GOAL
Write out the full listing again, exactly as it stands.

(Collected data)
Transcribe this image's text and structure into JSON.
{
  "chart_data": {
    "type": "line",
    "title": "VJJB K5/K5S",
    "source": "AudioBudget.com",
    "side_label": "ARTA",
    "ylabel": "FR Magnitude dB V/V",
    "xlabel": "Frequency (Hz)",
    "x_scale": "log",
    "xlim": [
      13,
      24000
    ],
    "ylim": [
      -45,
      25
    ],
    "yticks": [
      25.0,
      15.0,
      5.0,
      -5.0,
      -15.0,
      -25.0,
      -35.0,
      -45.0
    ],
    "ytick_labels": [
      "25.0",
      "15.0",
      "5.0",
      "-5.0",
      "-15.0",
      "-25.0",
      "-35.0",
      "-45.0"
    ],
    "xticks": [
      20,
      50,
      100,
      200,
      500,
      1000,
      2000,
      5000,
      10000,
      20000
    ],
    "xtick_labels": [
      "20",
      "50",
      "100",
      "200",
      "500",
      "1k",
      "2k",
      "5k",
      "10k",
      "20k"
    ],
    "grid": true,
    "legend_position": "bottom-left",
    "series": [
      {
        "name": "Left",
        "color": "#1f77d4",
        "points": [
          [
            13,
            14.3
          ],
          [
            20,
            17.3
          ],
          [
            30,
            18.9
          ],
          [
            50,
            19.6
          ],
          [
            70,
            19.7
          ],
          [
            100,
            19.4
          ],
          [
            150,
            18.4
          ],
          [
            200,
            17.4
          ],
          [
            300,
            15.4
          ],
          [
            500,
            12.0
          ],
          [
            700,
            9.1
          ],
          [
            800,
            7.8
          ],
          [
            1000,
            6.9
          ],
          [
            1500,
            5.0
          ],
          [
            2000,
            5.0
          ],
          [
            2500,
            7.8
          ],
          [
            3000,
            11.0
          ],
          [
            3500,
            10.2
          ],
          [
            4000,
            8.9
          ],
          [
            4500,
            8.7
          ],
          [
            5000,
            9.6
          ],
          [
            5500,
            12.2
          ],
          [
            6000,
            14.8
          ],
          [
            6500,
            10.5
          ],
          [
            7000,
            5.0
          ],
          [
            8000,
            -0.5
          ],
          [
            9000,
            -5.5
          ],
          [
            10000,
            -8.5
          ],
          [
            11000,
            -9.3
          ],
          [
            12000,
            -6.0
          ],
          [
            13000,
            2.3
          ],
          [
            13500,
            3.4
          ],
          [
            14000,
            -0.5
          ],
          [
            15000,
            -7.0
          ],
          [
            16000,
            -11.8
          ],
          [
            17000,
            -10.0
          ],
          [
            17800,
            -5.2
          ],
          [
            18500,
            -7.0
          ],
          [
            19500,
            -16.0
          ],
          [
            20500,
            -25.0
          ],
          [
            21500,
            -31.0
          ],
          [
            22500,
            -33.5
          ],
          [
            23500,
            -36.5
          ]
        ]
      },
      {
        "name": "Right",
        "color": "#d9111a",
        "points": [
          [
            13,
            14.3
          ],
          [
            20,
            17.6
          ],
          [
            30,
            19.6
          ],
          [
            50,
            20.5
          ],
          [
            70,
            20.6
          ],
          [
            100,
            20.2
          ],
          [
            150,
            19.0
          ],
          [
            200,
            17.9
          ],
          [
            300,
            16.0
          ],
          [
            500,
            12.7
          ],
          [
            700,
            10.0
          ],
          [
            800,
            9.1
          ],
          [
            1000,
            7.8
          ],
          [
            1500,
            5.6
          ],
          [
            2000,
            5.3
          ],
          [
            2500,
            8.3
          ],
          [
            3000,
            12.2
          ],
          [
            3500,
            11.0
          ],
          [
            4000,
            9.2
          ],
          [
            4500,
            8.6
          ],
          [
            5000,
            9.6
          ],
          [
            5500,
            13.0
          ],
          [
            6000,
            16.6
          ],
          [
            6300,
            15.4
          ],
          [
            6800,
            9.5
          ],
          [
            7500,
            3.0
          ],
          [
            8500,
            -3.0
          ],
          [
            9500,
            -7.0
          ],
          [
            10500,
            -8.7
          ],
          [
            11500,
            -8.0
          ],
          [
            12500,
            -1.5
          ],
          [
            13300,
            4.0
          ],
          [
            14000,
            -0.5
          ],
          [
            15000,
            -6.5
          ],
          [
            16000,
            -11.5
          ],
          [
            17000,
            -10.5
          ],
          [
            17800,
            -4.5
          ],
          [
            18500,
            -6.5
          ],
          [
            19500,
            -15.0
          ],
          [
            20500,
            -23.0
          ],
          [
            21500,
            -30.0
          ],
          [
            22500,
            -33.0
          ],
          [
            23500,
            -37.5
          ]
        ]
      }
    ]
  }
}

RIGHT ANSWER
Transcribe this image's text and structure into JSON.
{
  "chart_data": {
    "type": "line",
    "title": "VJJB K5/K5S",
    "source": "AudioBudget.com",
    "side_label": "ARTA",
    "ylabel": "FR Magnitude dB V/V",
    "xlabel": "Frequency (Hz)",
    "x_scale": "log",
    "xlim": [
      13,
      24000
    ],
    "ylim": [
      -45,
      25
    ],
    "yticks": [
      25.0,
      15.0,
      5.0,
      -5.0,
      -15.0,
      -25.0,
      -35.0,
      -45.0
    ],
    "ytick_labels": [
      "25.0",
      "15.0",
      "5.0",
      "-5.0",
      "-15.0",
      "-25.0",
      "-35.0",
      "-45.0"
    ],
    "xticks": [
      20,
      50,
      100,
      200,
      500,
      1000,
      2000,
      5000,
      10000,
      20000
    ],
    "xtick_labels": [
      "20",
      "50",
      "100",
      "200",
      "500",
      "1k",
      "2k",
      "5k",
      "10k",
      "20k"
    ],
    "grid": true,
    "legend_position": "bottom-left",
    "series": [
      {
        "name": "Left",
        "color": "#1f77d4",
        "points": [
          [
            13,
            14.3
          ],
          [
            20,
            17.3
          ],
          [
            30,
            18.9
          ],
          [
            50,
            19.6
          ],
          [
            70,
            19.7
          ],
          [
            100,
            19.4
          ],
          [
            150,
            18.4
          ],
          [
            200,
            17.4
          ],
          [
            300,
            15.4
          ],
          [
            500,
            12.0
          ],
          [
            700,
            9.1
          ],
          [
            800,
            7.8
          ],
          [
            1000,
            6.9
          ],
          [
            1500,
            5.0
          ],
          [
            2000,
            5.0
          ],
          [
            2500,
            7.8
          ],
          [
            3000,
            11.0
          ],
          [
            3500,
            10.2
          ],
          [
            4000,
            8.9
          ],
          [
            4500,
            8.7
          ],
          [
            5000,
            9.6
          ],
          [
            5500,
            12.2
          ],
          [
            6000,
            14.8
          ],
          [
            6500,
            10.5
          ],
          [
            7000,
            5.0
          ],
          [
            8000,
            -0.5
          ],
          [
            9000,
            -5.5
          ],
          [
            10000,
            -8.5
          ],
          [
            11000,
            -9.3
          ],
          [
            12000,
            -6.0
          ],
          [
            13000,
            2.3
          ],
          [
            13500,
            3.4
          ],
          [
            14000,
            -0.5
          ],
          [
            15000,
            -7.0
          ],
          [
            16000,
            -11.8
          ],
          [
            17000,
            -10.0
          ],
          [
            17800,
            -5.2
          ],
          [
            18500,
            -7.0
          ],
          [
            19500,
            -16.0
          ],
          [
            20500,
            -25.0
          ],
          [
            21500,
            -31.0
          ],
          [
            22500,
            -33.5
          ],
          [
            23500,
            -36.5
          ]
        ]
      },
      {
        "name": "Right",
        "color": "#d9111a",
        "points": [
          [
            13,
            14.3
          ],
          [
            20,
            17.6
          ],
          [
            30,
            19.6
          ],
          [
            50,
            20.5
          ],
          [
            70,
            20.6
          ],
          [
            100,
            20.2
          ],
          [
            150,
            19.0
          ],
          [
            200,
            17.9
          ],
          [
            300,
            16.0
          ],
          [
            500,
            12.7
          ],
          [
            700,
            10.0
          ],
          [
            800,
            9.1
          ],
          [
            1000,
            7.8
          ],
          [
            1500,
            5.6
          ],
          [
            2000,
            5.3
          ],
          [
            2500,
            8.3
          ],
          [
            3000,
            12.2
          ],
          [
            3500,
            11.0
          ],
          [
            4000,
            9.2
          ],
          [
            4500,
            8.6
          ],
          [
            5000,
            9.6
          ],
          [
            5500,
            13.0
          ],
          [
            6000,
            16.6
          ],
          [
            6300,
            15.4
          ],
          [
            6800,
            9.5
          ],
          [
            7500,
            3.0
          ],
          [
            8500,
            -3.0
          ],
          [
            9500,
            -7.0
          ],
          [
            10500,
            -8.7
          ],
          [
            11500,
            -8.0
          ],
          [
            12500,
            -1.5
          ],
          [
            13300,
            4.0
          ],
          [
            14000,
            -0.5
          ],
          [
            15000,
            -6.5
          ],
          [
            16000,
            -11.5
          ],
          [
            17000,
            -10.5
          ],
          [
            17800,
            -4.5
          ],
          [
            18500,
            -6.5
          ],
          [
            19500,
            -15.0
          ],
          [
            20500,
            -23.0
          ],
          [
            21500,
            -30.0
          ],
          [
            22500,
            -33.0
          ],
          [
            23500,
            -37.5
          ]
        ]
      }
    ]
  }
}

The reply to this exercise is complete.